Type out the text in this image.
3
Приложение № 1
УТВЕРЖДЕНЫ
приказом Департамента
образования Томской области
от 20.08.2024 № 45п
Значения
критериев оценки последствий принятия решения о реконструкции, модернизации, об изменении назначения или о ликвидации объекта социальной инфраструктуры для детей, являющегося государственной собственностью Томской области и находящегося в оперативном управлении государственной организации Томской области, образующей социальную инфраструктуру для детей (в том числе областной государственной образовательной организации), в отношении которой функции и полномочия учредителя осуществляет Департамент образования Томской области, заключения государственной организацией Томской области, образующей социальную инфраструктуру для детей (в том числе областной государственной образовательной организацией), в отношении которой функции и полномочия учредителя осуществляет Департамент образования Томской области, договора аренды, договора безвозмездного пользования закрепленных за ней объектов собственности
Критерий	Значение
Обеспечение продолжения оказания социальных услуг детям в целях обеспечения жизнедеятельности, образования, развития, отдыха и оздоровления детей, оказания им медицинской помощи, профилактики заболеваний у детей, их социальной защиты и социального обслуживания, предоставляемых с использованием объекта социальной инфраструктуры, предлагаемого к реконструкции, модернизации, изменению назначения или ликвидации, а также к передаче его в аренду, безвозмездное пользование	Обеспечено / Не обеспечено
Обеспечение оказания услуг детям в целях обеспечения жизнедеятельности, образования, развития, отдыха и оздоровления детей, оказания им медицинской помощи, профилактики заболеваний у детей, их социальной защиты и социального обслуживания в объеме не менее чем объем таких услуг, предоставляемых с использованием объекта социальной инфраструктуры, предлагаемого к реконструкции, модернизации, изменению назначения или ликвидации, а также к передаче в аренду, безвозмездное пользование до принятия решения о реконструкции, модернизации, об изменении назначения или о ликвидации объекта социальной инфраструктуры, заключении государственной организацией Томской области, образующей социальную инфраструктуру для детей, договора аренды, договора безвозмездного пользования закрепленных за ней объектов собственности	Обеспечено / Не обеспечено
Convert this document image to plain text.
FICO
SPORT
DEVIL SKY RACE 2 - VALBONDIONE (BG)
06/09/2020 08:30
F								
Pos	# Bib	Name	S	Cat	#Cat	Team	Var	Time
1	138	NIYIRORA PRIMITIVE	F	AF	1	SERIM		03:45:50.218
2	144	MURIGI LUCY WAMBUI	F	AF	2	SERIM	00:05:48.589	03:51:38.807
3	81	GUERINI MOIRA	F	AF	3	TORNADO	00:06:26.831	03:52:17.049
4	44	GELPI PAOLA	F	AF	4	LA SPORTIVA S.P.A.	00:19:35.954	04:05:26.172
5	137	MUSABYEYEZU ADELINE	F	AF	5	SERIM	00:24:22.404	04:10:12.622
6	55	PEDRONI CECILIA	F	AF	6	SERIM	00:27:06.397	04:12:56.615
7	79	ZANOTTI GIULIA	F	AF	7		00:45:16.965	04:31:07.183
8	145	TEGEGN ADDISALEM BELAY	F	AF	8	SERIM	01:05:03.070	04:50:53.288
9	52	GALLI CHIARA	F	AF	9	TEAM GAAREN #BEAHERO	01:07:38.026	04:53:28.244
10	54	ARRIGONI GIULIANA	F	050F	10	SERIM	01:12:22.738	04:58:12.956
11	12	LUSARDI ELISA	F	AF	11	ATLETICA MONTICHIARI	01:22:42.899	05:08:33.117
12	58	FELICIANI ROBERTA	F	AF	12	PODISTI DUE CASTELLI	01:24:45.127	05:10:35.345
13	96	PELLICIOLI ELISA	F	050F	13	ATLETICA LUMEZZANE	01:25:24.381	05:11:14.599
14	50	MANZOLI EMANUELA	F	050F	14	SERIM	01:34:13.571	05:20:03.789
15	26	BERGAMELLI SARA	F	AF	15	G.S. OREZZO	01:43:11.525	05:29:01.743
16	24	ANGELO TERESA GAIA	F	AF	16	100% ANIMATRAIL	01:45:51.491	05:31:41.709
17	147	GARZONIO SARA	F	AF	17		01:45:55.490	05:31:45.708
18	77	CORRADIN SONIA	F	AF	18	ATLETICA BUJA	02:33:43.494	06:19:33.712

# The task:
Pick out and copy the lines of the entries that hold the string "ATLETICA".

# Output of the task:
11	12	LUSARDI ELISA	F	AF	11	ATLETICA MONTICHIARI	01:22:42.899	05:08:33.117
13	96	PELLICIOLI ELISA	F	050F	13	ATLETICA LUMEZZANE	01:25:24.381	05:11:14.599
18	77	CORRADIN SONIA	F	AF	18	ATLETICA BUJA	02:33:43.494	06:19:33.712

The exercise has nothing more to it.